* BEGIN Dataset excerpts *

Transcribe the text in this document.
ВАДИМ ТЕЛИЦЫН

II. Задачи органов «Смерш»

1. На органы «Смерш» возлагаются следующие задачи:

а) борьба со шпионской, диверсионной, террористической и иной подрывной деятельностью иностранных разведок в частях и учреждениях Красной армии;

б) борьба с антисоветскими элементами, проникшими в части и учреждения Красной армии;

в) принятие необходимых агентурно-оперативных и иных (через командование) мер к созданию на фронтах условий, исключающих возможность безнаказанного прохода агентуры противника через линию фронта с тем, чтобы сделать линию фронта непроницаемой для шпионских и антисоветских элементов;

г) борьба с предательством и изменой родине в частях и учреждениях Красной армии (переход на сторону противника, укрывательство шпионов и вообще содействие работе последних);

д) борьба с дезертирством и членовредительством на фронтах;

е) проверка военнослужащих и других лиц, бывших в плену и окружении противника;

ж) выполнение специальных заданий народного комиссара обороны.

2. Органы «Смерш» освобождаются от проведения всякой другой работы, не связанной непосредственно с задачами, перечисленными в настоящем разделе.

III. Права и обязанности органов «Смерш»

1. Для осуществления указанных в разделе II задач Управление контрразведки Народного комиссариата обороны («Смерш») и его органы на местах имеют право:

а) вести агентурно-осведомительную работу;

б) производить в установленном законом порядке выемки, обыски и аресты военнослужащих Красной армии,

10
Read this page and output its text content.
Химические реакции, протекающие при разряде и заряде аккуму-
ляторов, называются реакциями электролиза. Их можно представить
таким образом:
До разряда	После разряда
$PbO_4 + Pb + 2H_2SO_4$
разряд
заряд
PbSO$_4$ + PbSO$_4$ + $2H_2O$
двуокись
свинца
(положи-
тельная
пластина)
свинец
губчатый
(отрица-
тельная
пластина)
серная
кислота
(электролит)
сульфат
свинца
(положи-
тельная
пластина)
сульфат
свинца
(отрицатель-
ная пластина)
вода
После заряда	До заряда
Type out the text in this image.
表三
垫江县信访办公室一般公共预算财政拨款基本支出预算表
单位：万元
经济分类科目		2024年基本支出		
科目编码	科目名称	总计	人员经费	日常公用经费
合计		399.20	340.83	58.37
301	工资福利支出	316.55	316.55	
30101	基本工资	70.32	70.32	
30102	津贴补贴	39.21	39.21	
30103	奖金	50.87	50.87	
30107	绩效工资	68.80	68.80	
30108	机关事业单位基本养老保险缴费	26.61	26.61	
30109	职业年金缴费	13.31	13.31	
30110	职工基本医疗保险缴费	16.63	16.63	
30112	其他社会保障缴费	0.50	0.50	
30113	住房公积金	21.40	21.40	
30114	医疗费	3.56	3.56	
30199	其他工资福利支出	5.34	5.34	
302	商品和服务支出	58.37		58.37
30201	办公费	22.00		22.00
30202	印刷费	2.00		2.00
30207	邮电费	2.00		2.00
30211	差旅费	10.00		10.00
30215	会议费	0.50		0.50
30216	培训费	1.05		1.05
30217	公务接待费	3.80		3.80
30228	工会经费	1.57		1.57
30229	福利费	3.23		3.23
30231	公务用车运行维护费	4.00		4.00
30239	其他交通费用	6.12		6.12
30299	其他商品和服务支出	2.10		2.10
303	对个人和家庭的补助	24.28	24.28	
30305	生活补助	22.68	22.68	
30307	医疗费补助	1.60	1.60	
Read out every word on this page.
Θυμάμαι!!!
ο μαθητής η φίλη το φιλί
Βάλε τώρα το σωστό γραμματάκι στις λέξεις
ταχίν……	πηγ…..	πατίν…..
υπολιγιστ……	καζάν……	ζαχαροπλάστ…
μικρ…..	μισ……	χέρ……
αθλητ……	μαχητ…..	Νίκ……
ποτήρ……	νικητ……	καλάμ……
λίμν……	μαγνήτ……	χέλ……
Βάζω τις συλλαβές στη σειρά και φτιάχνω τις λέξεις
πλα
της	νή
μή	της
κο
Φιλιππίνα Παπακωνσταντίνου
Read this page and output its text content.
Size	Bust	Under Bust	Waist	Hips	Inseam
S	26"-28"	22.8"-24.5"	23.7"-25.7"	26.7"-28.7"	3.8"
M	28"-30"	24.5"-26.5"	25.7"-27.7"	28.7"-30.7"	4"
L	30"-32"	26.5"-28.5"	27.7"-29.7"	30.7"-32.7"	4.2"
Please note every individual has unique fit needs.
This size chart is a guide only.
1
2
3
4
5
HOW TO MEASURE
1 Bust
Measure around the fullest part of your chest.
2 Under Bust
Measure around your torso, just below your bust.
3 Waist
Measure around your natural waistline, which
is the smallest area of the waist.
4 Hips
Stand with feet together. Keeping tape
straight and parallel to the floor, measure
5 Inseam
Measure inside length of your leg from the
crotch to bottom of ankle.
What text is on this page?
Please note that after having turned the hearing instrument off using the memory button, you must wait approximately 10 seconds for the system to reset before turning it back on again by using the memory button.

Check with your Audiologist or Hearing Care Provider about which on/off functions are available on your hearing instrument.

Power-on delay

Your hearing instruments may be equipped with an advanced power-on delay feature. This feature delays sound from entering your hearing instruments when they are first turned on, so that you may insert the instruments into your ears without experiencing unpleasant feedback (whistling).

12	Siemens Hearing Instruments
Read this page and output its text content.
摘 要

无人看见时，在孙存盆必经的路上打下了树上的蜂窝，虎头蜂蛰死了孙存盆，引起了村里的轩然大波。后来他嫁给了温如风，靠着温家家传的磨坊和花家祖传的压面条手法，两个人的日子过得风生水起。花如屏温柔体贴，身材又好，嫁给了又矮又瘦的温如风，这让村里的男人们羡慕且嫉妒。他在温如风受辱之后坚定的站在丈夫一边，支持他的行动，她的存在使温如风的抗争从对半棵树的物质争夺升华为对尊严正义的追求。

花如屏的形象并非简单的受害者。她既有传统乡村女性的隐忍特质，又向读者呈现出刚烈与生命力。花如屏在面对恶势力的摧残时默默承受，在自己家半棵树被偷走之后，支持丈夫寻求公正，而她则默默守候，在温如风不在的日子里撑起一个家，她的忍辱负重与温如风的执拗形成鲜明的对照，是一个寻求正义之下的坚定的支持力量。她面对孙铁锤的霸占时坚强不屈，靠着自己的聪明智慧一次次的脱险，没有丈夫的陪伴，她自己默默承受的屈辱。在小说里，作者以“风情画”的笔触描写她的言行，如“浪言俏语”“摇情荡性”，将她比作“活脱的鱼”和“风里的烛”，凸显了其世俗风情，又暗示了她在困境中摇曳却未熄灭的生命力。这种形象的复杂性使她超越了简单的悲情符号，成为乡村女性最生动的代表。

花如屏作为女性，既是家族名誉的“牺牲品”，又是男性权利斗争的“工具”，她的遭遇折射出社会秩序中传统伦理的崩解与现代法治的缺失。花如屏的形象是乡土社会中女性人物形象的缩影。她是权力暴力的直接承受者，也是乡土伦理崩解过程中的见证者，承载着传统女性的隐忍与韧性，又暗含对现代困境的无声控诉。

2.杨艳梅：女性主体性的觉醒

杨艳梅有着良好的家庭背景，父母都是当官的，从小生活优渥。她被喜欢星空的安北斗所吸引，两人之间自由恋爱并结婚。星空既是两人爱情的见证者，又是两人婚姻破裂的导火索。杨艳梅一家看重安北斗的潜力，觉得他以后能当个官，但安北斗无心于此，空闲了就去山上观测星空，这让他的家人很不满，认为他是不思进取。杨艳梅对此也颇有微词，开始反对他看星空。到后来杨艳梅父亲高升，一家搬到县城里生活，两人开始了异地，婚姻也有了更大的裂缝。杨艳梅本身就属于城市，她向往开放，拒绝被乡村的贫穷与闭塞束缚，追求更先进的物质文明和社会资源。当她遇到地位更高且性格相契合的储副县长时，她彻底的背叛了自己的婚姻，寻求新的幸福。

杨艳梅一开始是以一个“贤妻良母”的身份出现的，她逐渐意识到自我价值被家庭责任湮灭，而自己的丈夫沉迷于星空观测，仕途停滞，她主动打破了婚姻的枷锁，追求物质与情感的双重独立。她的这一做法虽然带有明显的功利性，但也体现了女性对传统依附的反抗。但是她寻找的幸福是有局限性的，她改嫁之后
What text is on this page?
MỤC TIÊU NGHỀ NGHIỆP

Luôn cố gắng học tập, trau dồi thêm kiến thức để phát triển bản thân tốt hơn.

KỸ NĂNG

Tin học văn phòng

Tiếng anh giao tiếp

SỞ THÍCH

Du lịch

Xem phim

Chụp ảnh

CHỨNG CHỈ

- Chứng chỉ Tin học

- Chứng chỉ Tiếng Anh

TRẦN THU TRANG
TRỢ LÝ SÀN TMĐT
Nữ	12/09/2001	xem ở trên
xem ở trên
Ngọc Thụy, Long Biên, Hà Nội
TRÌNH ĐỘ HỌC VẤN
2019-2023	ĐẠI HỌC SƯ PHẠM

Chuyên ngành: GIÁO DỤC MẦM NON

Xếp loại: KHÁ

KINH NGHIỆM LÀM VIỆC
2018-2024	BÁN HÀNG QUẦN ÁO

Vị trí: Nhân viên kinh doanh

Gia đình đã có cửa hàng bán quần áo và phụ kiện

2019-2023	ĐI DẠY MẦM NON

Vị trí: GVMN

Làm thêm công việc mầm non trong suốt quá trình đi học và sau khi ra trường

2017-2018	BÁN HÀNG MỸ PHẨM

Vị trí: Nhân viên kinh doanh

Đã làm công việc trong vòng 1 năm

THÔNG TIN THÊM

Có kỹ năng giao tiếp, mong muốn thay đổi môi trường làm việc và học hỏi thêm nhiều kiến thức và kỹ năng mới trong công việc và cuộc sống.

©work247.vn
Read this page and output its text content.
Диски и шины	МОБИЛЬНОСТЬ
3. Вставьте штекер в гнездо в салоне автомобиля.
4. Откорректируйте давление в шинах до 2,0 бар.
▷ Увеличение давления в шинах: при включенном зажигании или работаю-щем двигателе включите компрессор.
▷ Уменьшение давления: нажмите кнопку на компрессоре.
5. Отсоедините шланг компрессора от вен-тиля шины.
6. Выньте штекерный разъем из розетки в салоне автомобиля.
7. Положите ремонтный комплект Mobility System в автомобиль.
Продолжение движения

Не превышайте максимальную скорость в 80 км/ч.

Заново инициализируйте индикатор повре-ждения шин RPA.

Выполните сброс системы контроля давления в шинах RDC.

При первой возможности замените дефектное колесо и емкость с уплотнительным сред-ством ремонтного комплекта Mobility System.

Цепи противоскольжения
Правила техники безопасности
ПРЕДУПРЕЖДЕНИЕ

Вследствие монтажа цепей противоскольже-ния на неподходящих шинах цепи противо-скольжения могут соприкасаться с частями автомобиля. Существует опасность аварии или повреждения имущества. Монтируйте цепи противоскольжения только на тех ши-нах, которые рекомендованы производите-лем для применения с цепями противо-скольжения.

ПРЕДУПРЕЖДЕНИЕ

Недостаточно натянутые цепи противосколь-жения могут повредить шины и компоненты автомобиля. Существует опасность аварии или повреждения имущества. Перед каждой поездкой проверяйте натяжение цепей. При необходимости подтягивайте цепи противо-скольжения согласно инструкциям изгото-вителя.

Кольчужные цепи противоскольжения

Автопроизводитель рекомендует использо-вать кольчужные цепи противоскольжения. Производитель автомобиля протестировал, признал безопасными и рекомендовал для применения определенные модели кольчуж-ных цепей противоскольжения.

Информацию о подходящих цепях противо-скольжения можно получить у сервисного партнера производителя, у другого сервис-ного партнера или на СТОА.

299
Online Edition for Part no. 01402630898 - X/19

* END Dataset excerpts *

▸ **Short task**
From the listing above, pick out each line where the word "Under" appears.

▸ **Result**
Size	Bust	Under Bust	Waist	Hips	Inseam
2 Under Bust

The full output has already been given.